● TASK OBJECTIVE
The records should be written out in full, with nothing altered.

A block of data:
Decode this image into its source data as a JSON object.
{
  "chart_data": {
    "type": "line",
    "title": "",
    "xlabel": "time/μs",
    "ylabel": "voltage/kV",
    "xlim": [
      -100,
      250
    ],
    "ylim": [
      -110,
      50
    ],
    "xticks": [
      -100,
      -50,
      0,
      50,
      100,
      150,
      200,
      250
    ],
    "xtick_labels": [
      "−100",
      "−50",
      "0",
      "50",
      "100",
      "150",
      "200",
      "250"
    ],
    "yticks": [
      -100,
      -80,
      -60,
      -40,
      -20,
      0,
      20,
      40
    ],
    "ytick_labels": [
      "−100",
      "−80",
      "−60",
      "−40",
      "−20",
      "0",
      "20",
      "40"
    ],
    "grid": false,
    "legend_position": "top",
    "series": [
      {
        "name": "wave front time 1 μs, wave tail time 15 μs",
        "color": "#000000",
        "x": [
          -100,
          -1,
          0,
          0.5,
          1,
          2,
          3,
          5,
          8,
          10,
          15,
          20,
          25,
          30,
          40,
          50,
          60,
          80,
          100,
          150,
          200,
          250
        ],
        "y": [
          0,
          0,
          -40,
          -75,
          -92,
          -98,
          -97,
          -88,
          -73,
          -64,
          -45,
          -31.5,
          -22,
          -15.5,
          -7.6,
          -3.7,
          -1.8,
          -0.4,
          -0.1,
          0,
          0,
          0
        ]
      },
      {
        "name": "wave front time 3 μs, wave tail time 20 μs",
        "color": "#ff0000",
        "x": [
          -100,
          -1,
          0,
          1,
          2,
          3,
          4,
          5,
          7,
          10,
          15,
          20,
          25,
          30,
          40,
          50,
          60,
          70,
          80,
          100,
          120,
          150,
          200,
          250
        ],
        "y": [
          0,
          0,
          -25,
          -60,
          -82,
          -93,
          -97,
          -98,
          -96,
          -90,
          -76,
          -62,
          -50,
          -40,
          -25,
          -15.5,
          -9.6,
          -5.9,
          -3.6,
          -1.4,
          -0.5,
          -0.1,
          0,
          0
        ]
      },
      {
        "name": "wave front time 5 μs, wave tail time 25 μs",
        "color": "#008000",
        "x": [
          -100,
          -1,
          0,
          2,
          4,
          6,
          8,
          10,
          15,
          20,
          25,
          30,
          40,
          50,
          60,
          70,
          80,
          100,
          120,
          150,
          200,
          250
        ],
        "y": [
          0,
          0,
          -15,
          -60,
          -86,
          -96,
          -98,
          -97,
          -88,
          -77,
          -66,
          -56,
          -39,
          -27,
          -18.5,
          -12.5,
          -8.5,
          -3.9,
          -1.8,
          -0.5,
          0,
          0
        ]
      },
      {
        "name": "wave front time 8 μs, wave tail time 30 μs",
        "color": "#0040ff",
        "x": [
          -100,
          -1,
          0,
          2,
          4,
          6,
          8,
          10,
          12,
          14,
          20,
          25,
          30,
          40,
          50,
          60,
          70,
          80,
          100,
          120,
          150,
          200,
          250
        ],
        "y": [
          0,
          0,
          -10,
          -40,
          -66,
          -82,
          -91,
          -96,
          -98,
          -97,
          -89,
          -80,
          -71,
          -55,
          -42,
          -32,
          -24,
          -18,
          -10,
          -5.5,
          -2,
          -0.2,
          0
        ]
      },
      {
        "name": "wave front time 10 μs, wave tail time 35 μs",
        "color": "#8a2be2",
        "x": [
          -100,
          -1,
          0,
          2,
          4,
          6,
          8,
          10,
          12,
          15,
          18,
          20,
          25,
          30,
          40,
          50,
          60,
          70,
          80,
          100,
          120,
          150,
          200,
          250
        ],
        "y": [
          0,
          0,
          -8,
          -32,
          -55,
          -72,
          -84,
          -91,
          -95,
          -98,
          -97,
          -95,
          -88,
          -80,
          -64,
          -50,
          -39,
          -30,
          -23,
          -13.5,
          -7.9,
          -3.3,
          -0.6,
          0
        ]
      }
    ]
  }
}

● RESPONSE TO THIS EXERCISE
Decode this image into its source data as a JSON object.
{
  "chart_data": {
    "type": "line",
    "title": "",
    "xlabel": "time/μs",
    "ylabel": "voltage/kV",
    "xlim": [
      -100,
      250
    ],
    "ylim": [
      -110,
      50
    ],
    "xticks": [
      -100,
      -50,
      0,
      50,
      100,
      150,
      200,
      250
    ],
    "xtick_labels": [
      "−100",
      "−50",
      "0",
      "50",
      "100",
      "150",
      "200",
      "250"
    ],
    "yticks": [
      -100,
      -80,
      -60,
      -40,
      -20,
      0,
      20,
      40
    ],
    "ytick_labels": [
      "−100",
      "−80",
      "−60",
      "−40",
      "−20",
      "0",
      "20",
      "40"
    ],
    "grid": false,
    "legend_position": "top",
    "series": [
      {
        "name": "wave front time 1 μs, wave tail time 15 μs",
        "color": "#000000",
        "x": [
          -100,
          -1,
          0,
          0.5,
          1,
          2,
          3,
          5,
          8,
          10,
          15,
          20,
          25,
          30,
          40,
          50,
          60,
          80,
          100,
          150,
          200,
          250
        ],
        "y": [
          0,
          0,
          -40,
          -75,
          -92,
          -98,
          -97,
          -88,
          -73,
          -64,
          -45,
          -31.5,
          -22,
          -15.5,
          -7.6,
          -3.7,
          -1.8,
          -0.4,
          -0.1,
          0,
          0,
          0
        ]
      },
      {
        "name": "wave front time 3 μs, wave tail time 20 μs",
        "color": "#ff0000",
        "x": [
          -100,
          -1,
          0,
          1,
          2,
          3,
          4,
          5,
          7,
          10,
          15,
          20,
          25,
          30,
          40,
          50,
          60,
          70,
          80,
          100,
          120,
          150,
          200,
          250
        ],
        "y": [
          0,
          0,
          -25,
          -60,
          -82,
          -93,
          -97,
          -98,
          -96,
          -90,
          -76,
          -62,
          -50,
          -40,
          -25,
          -15.5,
          -9.6,
          -5.9,
          -3.6,
          -1.4,
          -0.5,
          -0.1,
          0,
          0
        ]
      },
      {
        "name": "wave front time 5 μs, wave tail time 25 μs",
        "color": "#008000",
        "x": [
          -100,
          -1,
          0,
          2,
          4,
          6,
          8,
          10,
          15,
          20,
          25,
          30,
          40,
          50,
          60,
          70,
          80,
          100,
          120,
          150,
          200,
          250
        ],
        "y": [
          0,
          0,
          -15,
          -60,
          -86,
          -96,
          -98,
          -97,
          -88,
          -77,
          -66,
          -56,
          -39,
          -27,
          -18.5,
          -12.5,
          -8.5,
          -3.9,
          -1.8,
          -0.5,
          0,
          0
        ]
      },
      {
        "name": "wave front time 8 μs, wave tail time 30 μs",
        "color": "#0040ff",
        "x": [
          -100,
          -1,
          0,
          2,
          4,
          6,
          8,
          10,
          12,
          14,
          20,
          25,
          30,
          40,
          50,
          60,
          70,
          80,
          100,
          120,
          150,
          200,
          250
        ],
        "y": [
          0,
          0,
          -10,
          -40,
          -66,
          -82,
          -91,
          -96,
          -98,
          -97,
          -89,
          -80,
          -71,
          -55,
          -42,
          -32,
          -24,
          -18,
          -10,
          -5.5,
          -2,
          -0.2,
          0
        ]
      },
      {
        "name": "wave front time 10 μs, wave tail time 35 μs",
        "color": "#8a2be2",
        "x": [
          -100,
          -1,
          0,
          2,
          4,
          6,
          8,
          10,
          12,
          15,
          18,
          20,
          25,
          30,
          40,
          50,
          60,
          70,
          80,
          100,
          120,
          150,
          200,
          250
        ],
        "y": [
          0,
          0,
          -8,
          -32,
          -55,
          -72,
          -84,
          -91,
          -95,
          -98,
          -97,
          -95,
          -88,
          -80,
          -64,
          -50,
          -39,
          -30,
          -23,
          -13.5,
          -7.9,
          -3.3,
          -0.6,
          0
        ]
      }
    ]
  }
}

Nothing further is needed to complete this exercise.